▶

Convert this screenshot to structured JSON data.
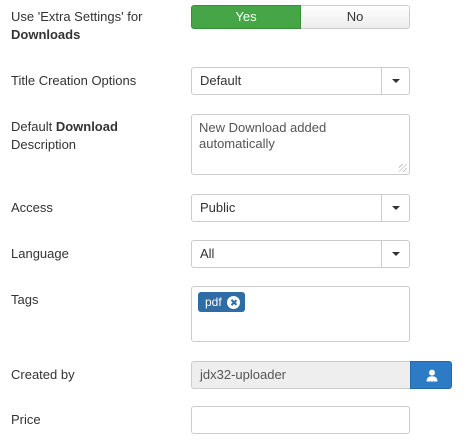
{
  "extra_settings": {
    "label_line1": "Use 'Extra Settings' for",
    "label_line2": "Downloads",
    "yes": "Yes",
    "no": "No"
  },
  "title_creation": {
    "label": "Title Creation Options",
    "value": "Default"
  },
  "default_description": {
    "label_prefix": "Default ",
    "label_bold": "Download",
    "label_line2": "Description",
    "value": "New Download added automatically"
  },
  "access": {
    "label": "Access",
    "value": "Public"
  },
  "language": {
    "label": "Language",
    "value": "All"
  },
  "tags": {
    "label": "Tags",
    "items": [
      "pdf"
    ]
  },
  "created_by": {
    "label": "Created by",
    "value": "jdx32-uploader"
  },
  "price": {
    "label": "Price",
    "value": ""
  },
  "colors": {
    "yes_green": "#46a546",
    "tag_blue": "#2f6ba4",
    "button_blue": "#2d7bc5"
  }
}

◀

Your goal: Pick each line holding the word "value" out of the listing.

Exercise solution:
    "value": "Default"
    "value": "New Download added automatically"
    "value": "Public"
    "value": "All"
    "value": "jdx32-uploader"
    "value": ""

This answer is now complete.